TASK DETAILS: From the entries below, copy every line where the string "display" appears.

RECORD EXCERPTS:
++++++++++

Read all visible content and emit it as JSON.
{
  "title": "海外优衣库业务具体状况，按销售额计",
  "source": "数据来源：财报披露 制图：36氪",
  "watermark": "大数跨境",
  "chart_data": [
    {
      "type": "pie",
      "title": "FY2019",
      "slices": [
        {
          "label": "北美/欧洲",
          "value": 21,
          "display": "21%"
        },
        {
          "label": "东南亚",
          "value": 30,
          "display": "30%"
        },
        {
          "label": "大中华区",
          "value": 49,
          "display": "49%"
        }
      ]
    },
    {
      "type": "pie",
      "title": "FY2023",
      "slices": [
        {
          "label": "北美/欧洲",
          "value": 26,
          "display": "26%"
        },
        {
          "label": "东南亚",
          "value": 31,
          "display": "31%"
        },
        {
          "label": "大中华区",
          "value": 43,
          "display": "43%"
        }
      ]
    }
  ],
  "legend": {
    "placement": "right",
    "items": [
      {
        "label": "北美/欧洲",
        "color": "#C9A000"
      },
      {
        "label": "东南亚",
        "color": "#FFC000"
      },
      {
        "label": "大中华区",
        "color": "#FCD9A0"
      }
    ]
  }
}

++++++++++

THE RESPONSE:
          "display": "21%"
          "display": "30%"
          "display": "49%"
          "display": "26%"
          "display": "31%"
          "display": "43%"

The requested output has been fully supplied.